[START]

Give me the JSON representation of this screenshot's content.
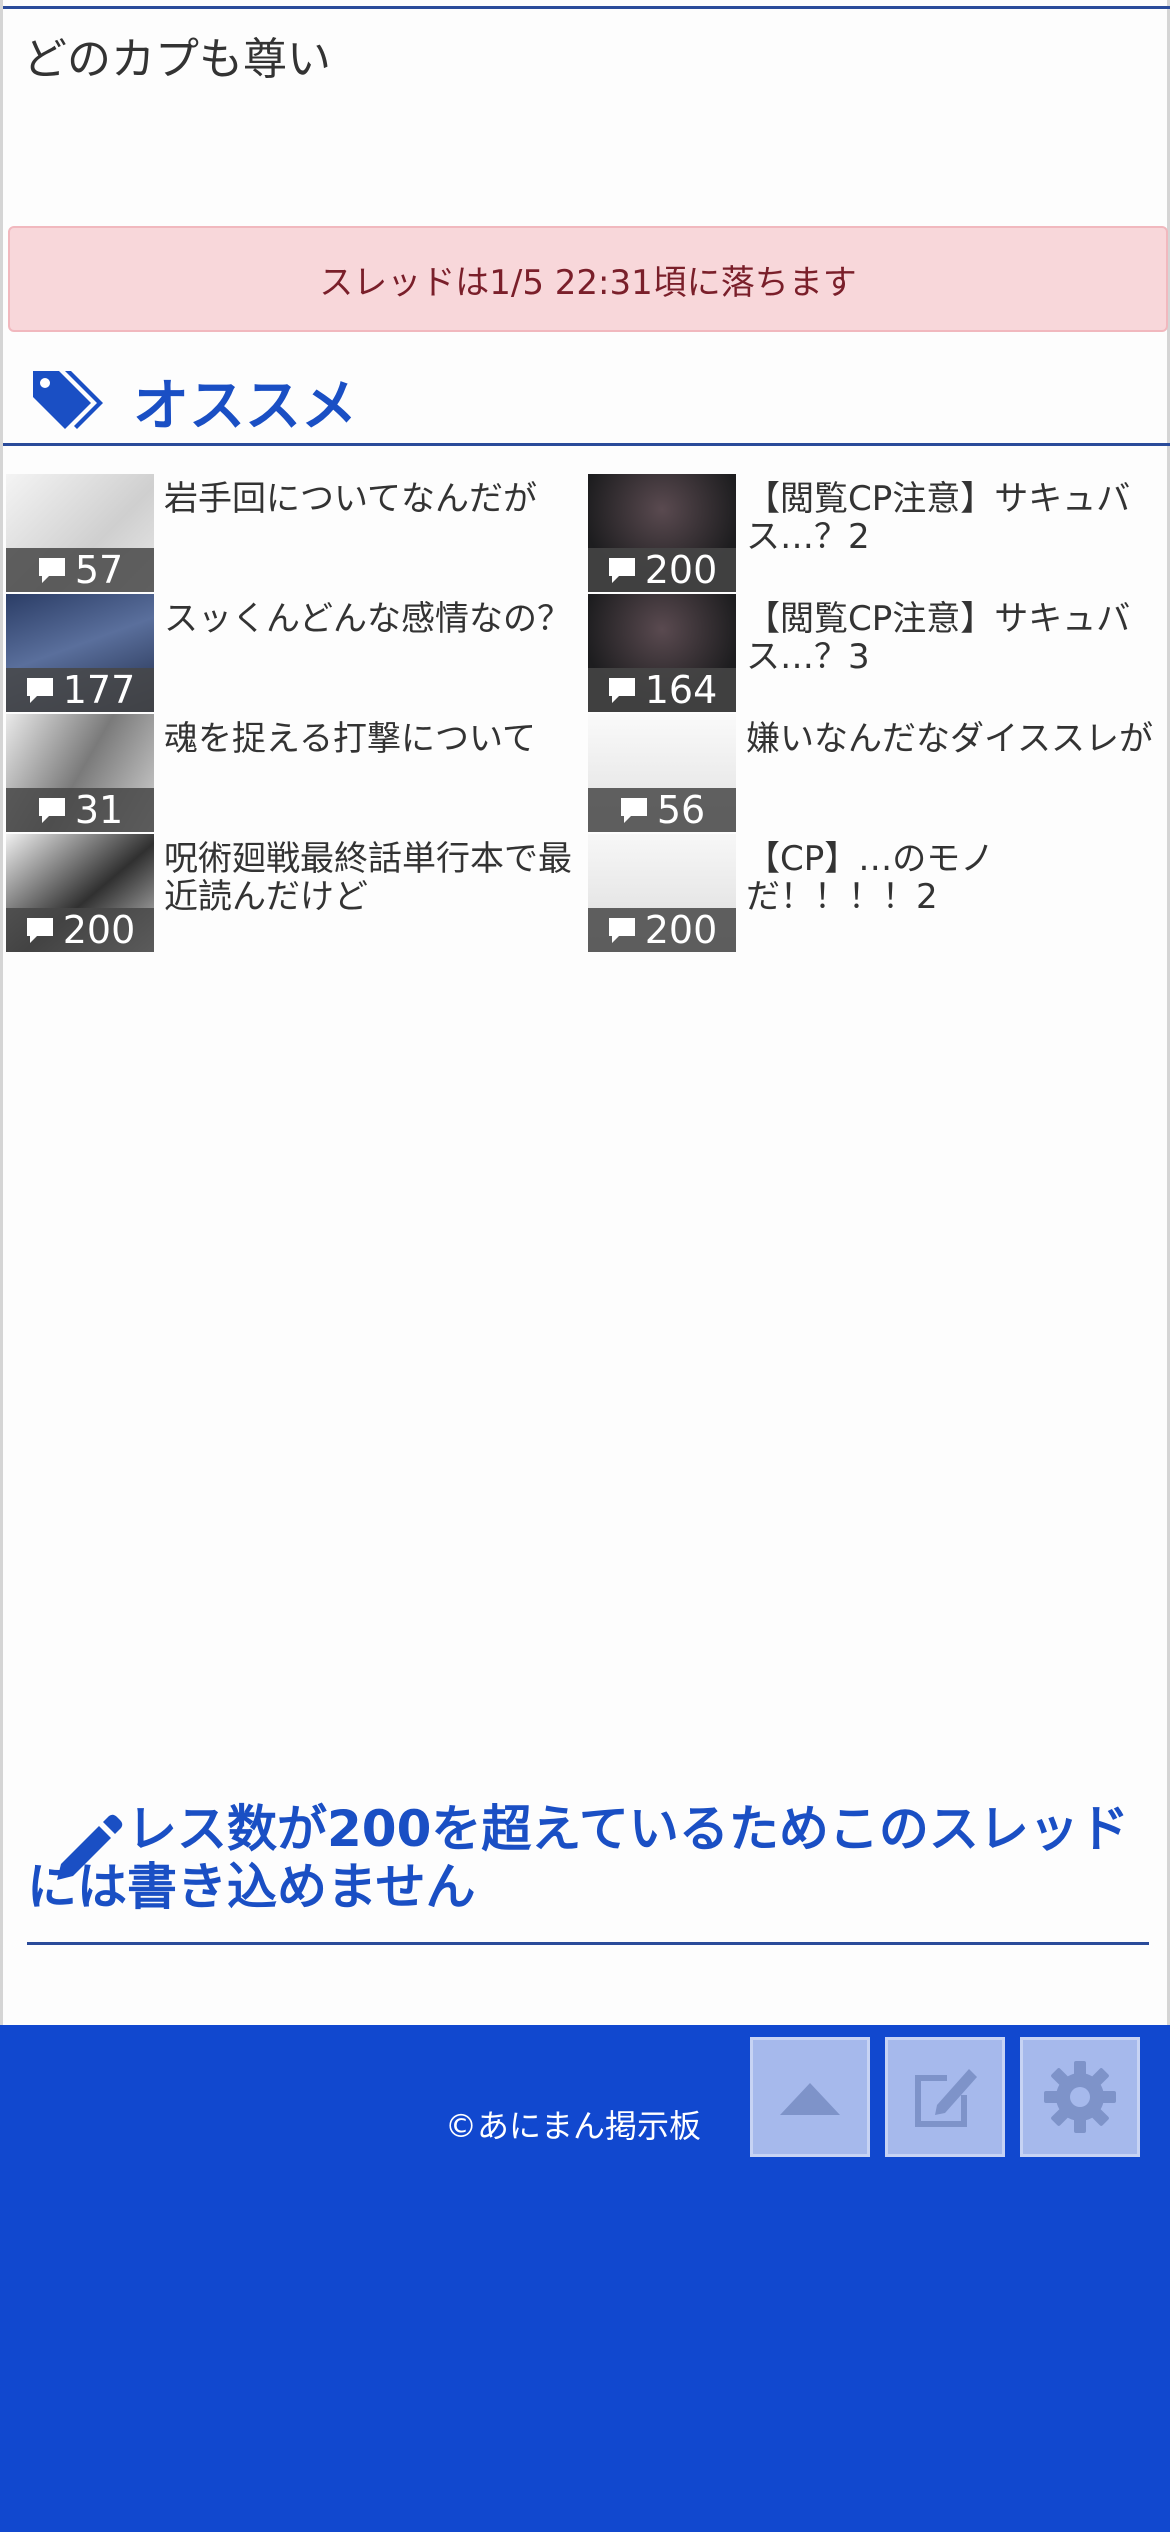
{
  "post": {
    "body": "どのカプも尊い"
  },
  "alert": {
    "text": "スレッドは1/5 22:31頃に落ちます"
  },
  "recommend": {
    "title": "オススメ",
    "items": [
      {
        "title": "岩手回についてなんだが",
        "count": "57",
        "thumb": "light"
      },
      {
        "title": "【閲覧CP注意】サキュバス…？2",
        "count": "200",
        "thumb": "dark"
      },
      {
        "title": "スッくんどんな感情なの？",
        "count": "177",
        "thumb": "blue"
      },
      {
        "title": "【閲覧CP注意】サキュバス…？3",
        "count": "164",
        "thumb": "dark"
      },
      {
        "title": "魂を捉える打撃について",
        "count": "31",
        "thumb": "mid"
      },
      {
        "title": "嫌いなんだなダイススレが",
        "count": "56",
        "thumb": "light"
      },
      {
        "title": "呪術廻戦最終話単行本で最近読んだけど",
        "count": "200",
        "thumb": "mid"
      },
      {
        "title": "【CP】…のモノだ！！！！2",
        "count": "200",
        "thumb": "light"
      }
    ]
  },
  "closed_notice": {
    "text": "レス数が200を超えているためこのスレッドには書き込めません"
  },
  "footer": {
    "copyright": "©あにまん掲示板"
  },
  "colors": {
    "accent": "#1a4fc4",
    "footer_bg": "#1148cf",
    "alert_bg": "#f8d7da"
  },
  "icons": [
    "tag-icon",
    "comment-icon",
    "pencil-icon",
    "caret-up-icon",
    "edit-icon",
    "gear-icon"
  ]
}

[END]

(WHAT YOU HAVE TO DO) Filter the records for lines holding the string "count". Copy each one.

(COMPLETE ANSWER)
        "count": "57",
        "count": "200",
        "count": "177",
        "count": "164",
        "count": "31",
        "count": "56",
        "count": "200",
        "count": "200",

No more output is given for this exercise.